RECORDS FOR THIS TASK ::
----

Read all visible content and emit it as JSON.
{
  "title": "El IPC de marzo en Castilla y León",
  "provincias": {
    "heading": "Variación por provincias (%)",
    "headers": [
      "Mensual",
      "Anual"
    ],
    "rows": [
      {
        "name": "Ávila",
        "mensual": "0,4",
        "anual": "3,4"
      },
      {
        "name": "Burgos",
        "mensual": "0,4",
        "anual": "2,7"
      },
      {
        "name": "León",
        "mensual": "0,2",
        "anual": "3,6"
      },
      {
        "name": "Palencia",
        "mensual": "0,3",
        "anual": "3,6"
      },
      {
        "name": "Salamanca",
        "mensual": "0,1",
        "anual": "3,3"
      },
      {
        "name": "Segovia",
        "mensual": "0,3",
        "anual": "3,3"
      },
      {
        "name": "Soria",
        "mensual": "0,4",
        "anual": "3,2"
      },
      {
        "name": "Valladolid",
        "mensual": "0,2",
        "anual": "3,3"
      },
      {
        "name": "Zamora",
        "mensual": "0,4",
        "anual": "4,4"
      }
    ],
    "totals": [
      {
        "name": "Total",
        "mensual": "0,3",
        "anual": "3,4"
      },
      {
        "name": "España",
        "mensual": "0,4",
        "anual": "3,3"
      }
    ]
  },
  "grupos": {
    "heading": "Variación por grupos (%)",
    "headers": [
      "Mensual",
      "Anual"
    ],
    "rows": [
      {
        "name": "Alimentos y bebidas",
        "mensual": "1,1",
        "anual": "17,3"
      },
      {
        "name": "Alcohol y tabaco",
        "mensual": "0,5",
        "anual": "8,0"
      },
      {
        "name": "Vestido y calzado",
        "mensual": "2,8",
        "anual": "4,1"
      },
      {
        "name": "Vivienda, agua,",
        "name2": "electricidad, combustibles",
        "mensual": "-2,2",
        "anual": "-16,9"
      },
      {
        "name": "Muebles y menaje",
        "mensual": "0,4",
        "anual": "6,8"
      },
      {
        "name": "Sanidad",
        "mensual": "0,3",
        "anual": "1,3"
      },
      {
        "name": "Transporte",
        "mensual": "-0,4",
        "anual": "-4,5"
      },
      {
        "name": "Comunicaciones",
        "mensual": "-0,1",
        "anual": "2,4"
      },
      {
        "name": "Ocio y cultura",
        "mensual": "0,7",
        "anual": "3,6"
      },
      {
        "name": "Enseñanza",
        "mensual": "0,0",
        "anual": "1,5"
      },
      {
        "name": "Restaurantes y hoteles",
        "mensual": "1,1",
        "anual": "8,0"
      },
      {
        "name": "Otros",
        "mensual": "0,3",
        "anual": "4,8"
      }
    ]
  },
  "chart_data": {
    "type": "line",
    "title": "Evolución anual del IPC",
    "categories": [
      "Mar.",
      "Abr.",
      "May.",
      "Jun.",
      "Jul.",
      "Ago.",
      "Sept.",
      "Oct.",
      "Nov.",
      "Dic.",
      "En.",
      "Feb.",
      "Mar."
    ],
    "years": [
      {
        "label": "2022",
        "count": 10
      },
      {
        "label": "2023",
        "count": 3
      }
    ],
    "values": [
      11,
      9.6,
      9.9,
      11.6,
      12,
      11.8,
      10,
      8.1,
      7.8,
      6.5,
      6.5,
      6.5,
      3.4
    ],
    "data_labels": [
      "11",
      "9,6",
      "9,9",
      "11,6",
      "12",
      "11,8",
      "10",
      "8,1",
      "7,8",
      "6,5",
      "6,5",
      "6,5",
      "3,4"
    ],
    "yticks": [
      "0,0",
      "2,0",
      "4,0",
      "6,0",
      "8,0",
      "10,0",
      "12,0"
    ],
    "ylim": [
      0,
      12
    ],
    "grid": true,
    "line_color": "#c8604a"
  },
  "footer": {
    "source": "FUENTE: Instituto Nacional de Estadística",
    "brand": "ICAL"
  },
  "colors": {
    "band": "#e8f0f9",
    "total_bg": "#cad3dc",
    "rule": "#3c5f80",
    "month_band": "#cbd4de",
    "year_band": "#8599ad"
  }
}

----

YOUR GOAL :: Repeat the data precisely, reproducing every entry.

FULL OUTPUT ::
Read all visible content and emit it as JSON.
{
  "title": "El IPC de marzo en Castilla y León",
  "provincias": {
    "heading": "Variación por provincias (%)",
    "headers": [
      "Mensual",
      "Anual"
    ],
    "rows": [
      {
        "name": "Ávila",
        "mensual": "0,4",
        "anual": "3,4"
      },
      {
        "name": "Burgos",
        "mensual": "0,4",
        "anual": "2,7"
      },
      {
        "name": "León",
        "mensual": "0,2",
        "anual": "3,6"
      },
      {
        "name": "Palencia",
        "mensual": "0,3",
        "anual": "3,6"
      },
      {
        "name": "Salamanca",
        "mensual": "0,1",
        "anual": "3,3"
      },
      {
        "name": "Segovia",
        "mensual": "0,3",
        "anual": "3,3"
      },
      {
        "name": "Soria",
        "mensual": "0,4",
        "anual": "3,2"
      },
      {
        "name": "Valladolid",
        "mensual": "0,2",
        "anual": "3,3"
      },
      {
        "name": "Zamora",
        "mensual": "0,4",
        "anual": "4,4"
      }
    ],
    "totals": [
      {
        "name": "Total",
        "mensual": "0,3",
        "anual": "3,4"
      },
      {
        "name": "España",
        "mensual": "0,4",
        "anual": "3,3"
      }
    ]
  },
  "grupos": {
    "heading": "Variación por grupos (%)",
    "headers": [
      "Mensual",
      "Anual"
    ],
    "rows": [
      {
        "name": "Alimentos y bebidas",
        "mensual": "1,1",
        "anual": "17,3"
      },
      {
        "name": "Alcohol y tabaco",
        "mensual": "0,5",
        "anual": "8,0"
      },
      {
        "name": "Vestido y calzado",
        "mensual": "2,8",
        "anual": "4,1"
      },
      {
        "name": "Vivienda, agua,",
        "name2": "electricidad, combustibles",
        "mensual": "-2,2",
        "anual": "-16,9"
      },
      {
        "name": "Muebles y menaje",
        "mensual": "0,4",
        "anual": "6,8"
      },
      {
        "name": "Sanidad",
        "mensual": "0,3",
        "anual": "1,3"
      },
      {
        "name": "Transporte",
        "mensual": "-0,4",
        "anual": "-4,5"
      },
      {
        "name": "Comunicaciones",
        "mensual": "-0,1",
        "anual": "2,4"
      },
      {
        "name": "Ocio y cultura",
        "mensual": "0,7",
        "anual": "3,6"
      },
      {
        "name": "Enseñanza",
        "mensual": "0,0",
        "anual": "1,5"
      },
      {
        "name": "Restaurantes y hoteles",
        "mensual": "1,1",
        "anual": "8,0"
      },
      {
        "name": "Otros",
        "mensual": "0,3",
        "anual": "4,8"
      }
    ]
  },
  "chart_data": {
    "type": "line",
    "title": "Evolución anual del IPC",
    "categories": [
      "Mar.",
      "Abr.",
      "May.",
      "Jun.",
      "Jul.",
      "Ago.",
      "Sept.",
      "Oct.",
      "Nov.",
      "Dic.",
      "En.",
      "Feb.",
      "Mar."
    ],
    "years": [
      {
        "label": "2022",
        "count": 10
      },
      {
        "label": "2023",
        "count": 3
      }
    ],
    "values": [
      11,
      9.6,
      9.9,
      11.6,
      12,
      11.8,
      10,
      8.1,
      7.8,
      6.5,
      6.5,
      6.5,
      3.4
    ],
    "data_labels": [
      "11",
      "9,6",
      "9,9",
      "11,6",
      "12",
      "11,8",
      "10",
      "8,1",
      "7,8",
      "6,5",
      "6,5",
      "6,5",
      "3,4"
    ],
    "yticks": [
      "0,0",
      "2,0",
      "4,0",
      "6,0",
      "8,0",
      "10,0",
      "12,0"
    ],
    "ylim": [
      0,
      12
    ],
    "grid": true,
    "line_color": "#c8604a"
  },
  "footer": {
    "source": "FUENTE: Instituto Nacional de Estadística",
    "brand": "ICAL"
  },
  "colors": {
    "band": "#e8f0f9",
    "total_bg": "#cad3dc",
    "rule": "#3c5f80",
    "month_band": "#cbd4de",
    "year_band": "#8599ad"
  }
}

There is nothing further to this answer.